(Figure record extracts)
# # # #
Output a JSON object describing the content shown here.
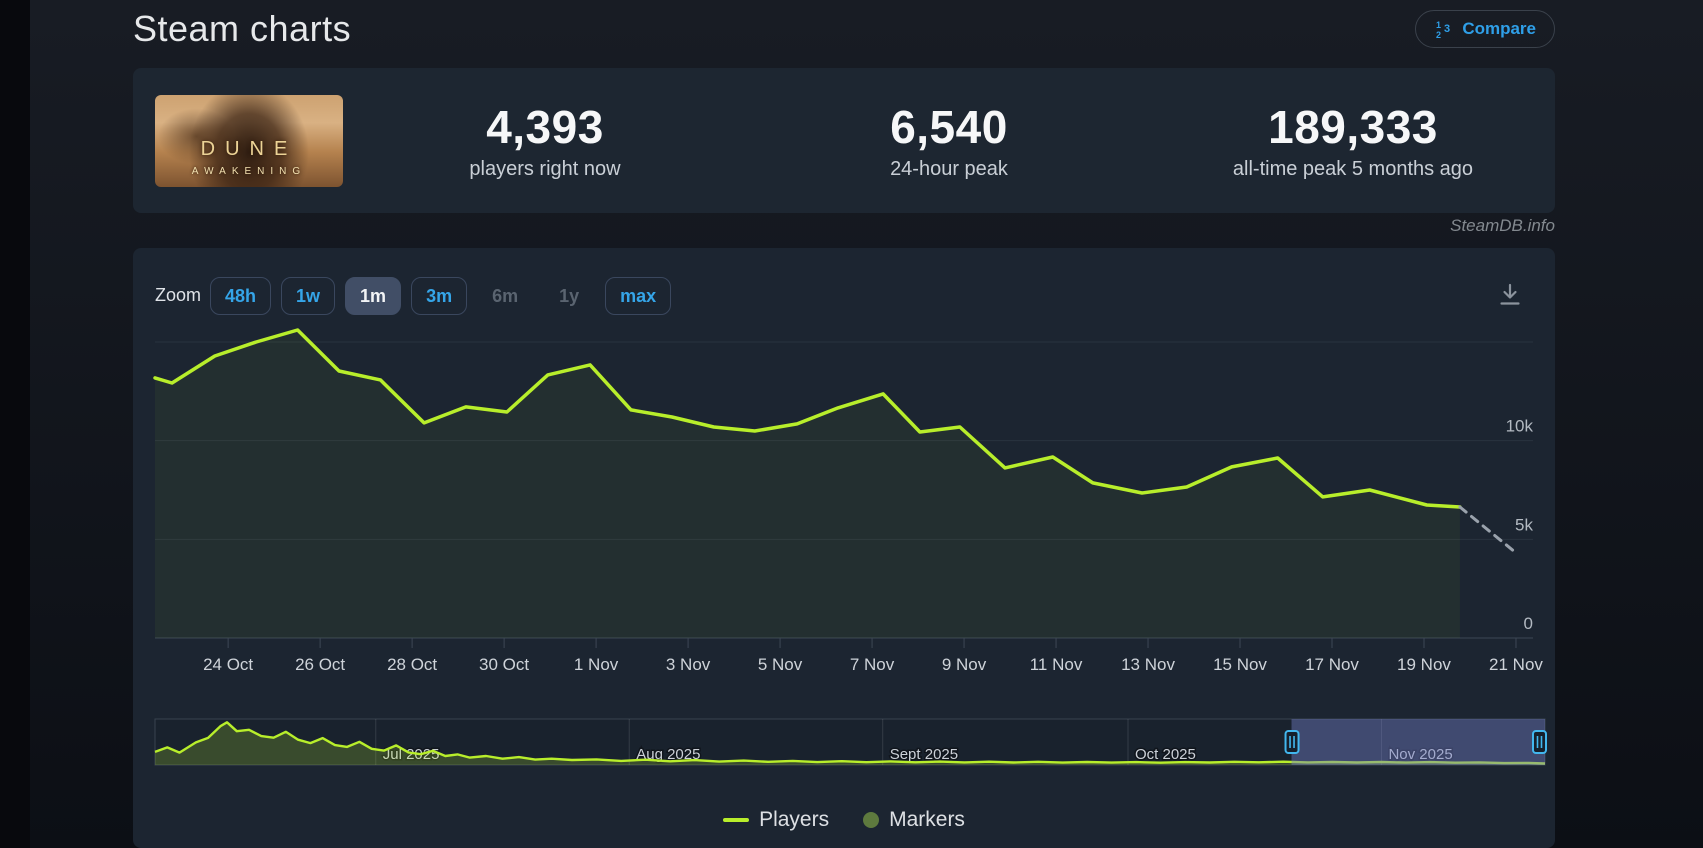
{
  "page": {
    "title": "Steam charts",
    "watermark": "SteamDB.info"
  },
  "compare": {
    "label": "Compare",
    "icon": "ordered-list-123",
    "color": "#2f9fe8"
  },
  "game": {
    "capsule_line1": "DUNE",
    "capsule_line2": "AWAKENING"
  },
  "stats": [
    {
      "value": "4,393",
      "label": "players right now"
    },
    {
      "value": "6,540",
      "label": "24-hour peak"
    },
    {
      "value": "189,333",
      "label": "all-time peak 5 months ago"
    }
  ],
  "toolbar": {
    "zoom_label": "Zoom",
    "buttons": [
      {
        "label": "48h",
        "state": "normal"
      },
      {
        "label": "1w",
        "state": "normal"
      },
      {
        "label": "1m",
        "state": "selected"
      },
      {
        "label": "3m",
        "state": "normal"
      },
      {
        "label": "6m",
        "state": "disabled"
      },
      {
        "label": "1y",
        "state": "disabled"
      },
      {
        "label": "max",
        "state": "normal"
      }
    ],
    "download_icon": "arrow-down-to-line"
  },
  "chart_data": {
    "type": "line",
    "series_name": "Players",
    "line_color": "#b8ee2b",
    "fill_color": "rgba(184,238,43,0.05)",
    "dashed_tail_color": "#9aa2ac",
    "ylim": [
      0,
      16220
    ],
    "y_gridlines": [
      5000,
      10000,
      15000
    ],
    "y_tick_labels": [
      {
        "label": "0",
        "value": 0
      },
      {
        "label": "5k",
        "value": 5000
      },
      {
        "label": "10k",
        "value": 10000
      }
    ],
    "x_range_days": 29.96,
    "x_tick_labels": [
      "24 Oct",
      "26 Oct",
      "28 Oct",
      "30 Oct",
      "1 Nov",
      "3 Nov",
      "5 Nov",
      "7 Nov",
      "9 Nov",
      "11 Nov",
      "13 Nov",
      "15 Nov",
      "17 Nov",
      "19 Nov",
      "21 Nov"
    ],
    "first_tick_day": 1.59,
    "tick_step_days": 2,
    "points": [
      [
        0,
        13180
      ],
      [
        0.37,
        12920
      ],
      [
        1.3,
        14290
      ],
      [
        2.2,
        15000
      ],
      [
        3.1,
        15610
      ],
      [
        4.0,
        13530
      ],
      [
        4.9,
        13080
      ],
      [
        5.85,
        10900
      ],
      [
        6.76,
        11710
      ],
      [
        7.65,
        11450
      ],
      [
        8.54,
        13330
      ],
      [
        9.46,
        13840
      ],
      [
        10.35,
        11560
      ],
      [
        11.24,
        11200
      ],
      [
        12.15,
        10690
      ],
      [
        13.04,
        10490
      ],
      [
        13.96,
        10850
      ],
      [
        14.85,
        11660
      ],
      [
        15.83,
        12370
      ],
      [
        16.63,
        10440
      ],
      [
        17.5,
        10690
      ],
      [
        18.48,
        8620
      ],
      [
        19.52,
        9170
      ],
      [
        20.39,
        7860
      ],
      [
        21.46,
        7350
      ],
      [
        22.43,
        7650
      ],
      [
        23.41,
        8670
      ],
      [
        24.41,
        9120
      ],
      [
        25.39,
        7150
      ],
      [
        26.41,
        7500
      ],
      [
        27.65,
        6740
      ],
      [
        28.37,
        6640
      ]
    ],
    "dashed_tail": [
      [
        28.37,
        6640
      ],
      [
        29.55,
        4393
      ]
    ]
  },
  "navigator_data": {
    "type": "area",
    "line_color": "#b8ee2b",
    "fill_color": "rgba(184,238,43,0.20)",
    "selection_color": "rgba(112,124,196,0.45)",
    "handle_color": "#42b7ee",
    "x_range_days": 170,
    "ymax": 195000,
    "months": [
      {
        "label": "Jul 2025",
        "day": 27
      },
      {
        "label": "Aug 2025",
        "day": 58
      },
      {
        "label": "Sept 2025",
        "day": 89
      },
      {
        "label": "Oct 2025",
        "day": 119
      },
      {
        "label": "Nov 2025",
        "day": 150
      }
    ],
    "selection": {
      "start_day": 139,
      "end_day": 170
    },
    "points": [
      [
        0,
        58000
      ],
      [
        1.5,
        78000
      ],
      [
        3,
        55000
      ],
      [
        5,
        100000
      ],
      [
        6.5,
        120000
      ],
      [
        8,
        172000
      ],
      [
        8.8,
        189333
      ],
      [
        10,
        150000
      ],
      [
        11.5,
        156000
      ],
      [
        13,
        128000
      ],
      [
        14.5,
        121000
      ],
      [
        16,
        147000
      ],
      [
        17.5,
        112000
      ],
      [
        19,
        97000
      ],
      [
        20.5,
        119000
      ],
      [
        22,
        88000
      ],
      [
        23.5,
        80000
      ],
      [
        25,
        103000
      ],
      [
        26.5,
        72000
      ],
      [
        28,
        64000
      ],
      [
        29.5,
        87000
      ],
      [
        31,
        56000
      ],
      [
        32.5,
        48000
      ],
      [
        34,
        63000
      ],
      [
        35.5,
        40000
      ],
      [
        37,
        47000
      ],
      [
        38.5,
        33000
      ],
      [
        40.5,
        40000
      ],
      [
        42.5,
        28000
      ],
      [
        44.5,
        35000
      ],
      [
        46.5,
        24000
      ],
      [
        48.5,
        28000
      ],
      [
        51,
        22000
      ],
      [
        54,
        25000
      ],
      [
        57,
        18000
      ],
      [
        60,
        23500
      ],
      [
        63,
        16500
      ],
      [
        66,
        21500
      ],
      [
        69,
        15000
      ],
      [
        72,
        19500
      ],
      [
        75,
        14000
      ],
      [
        78,
        18000
      ],
      [
        81,
        13000
      ],
      [
        84,
        17000
      ],
      [
        87,
        12500
      ],
      [
        90,
        16000
      ],
      [
        93,
        12000
      ],
      [
        96,
        15000
      ],
      [
        99,
        11500
      ],
      [
        102,
        14500
      ],
      [
        105,
        11000
      ],
      [
        108,
        14000
      ],
      [
        111,
        10500
      ],
      [
        114,
        13500
      ],
      [
        117,
        10500
      ],
      [
        120,
        13000
      ],
      [
        123,
        10000
      ],
      [
        126,
        13000
      ],
      [
        129,
        11000
      ],
      [
        132,
        14000
      ],
      [
        135,
        12000
      ],
      [
        138,
        14500
      ],
      [
        141,
        11500
      ],
      [
        144,
        13500
      ],
      [
        147,
        11000
      ],
      [
        150,
        13200
      ],
      [
        153,
        10800
      ],
      [
        156,
        12800
      ],
      [
        159,
        10000
      ],
      [
        162,
        11500
      ],
      [
        165,
        8500
      ],
      [
        168,
        9500
      ],
      [
        170,
        6500
      ]
    ]
  },
  "legend": [
    {
      "label": "Players",
      "swatch": "line",
      "color": "#b8ee2b"
    },
    {
      "label": "Markers",
      "swatch": "circle",
      "color": "#5e7a3e"
    }
  ]
}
# # # #
## [Task brief]
In the records above, collect each line with "months".

## [Exercise output]
      "label": "all-time peak 5 months ago"
    "months": [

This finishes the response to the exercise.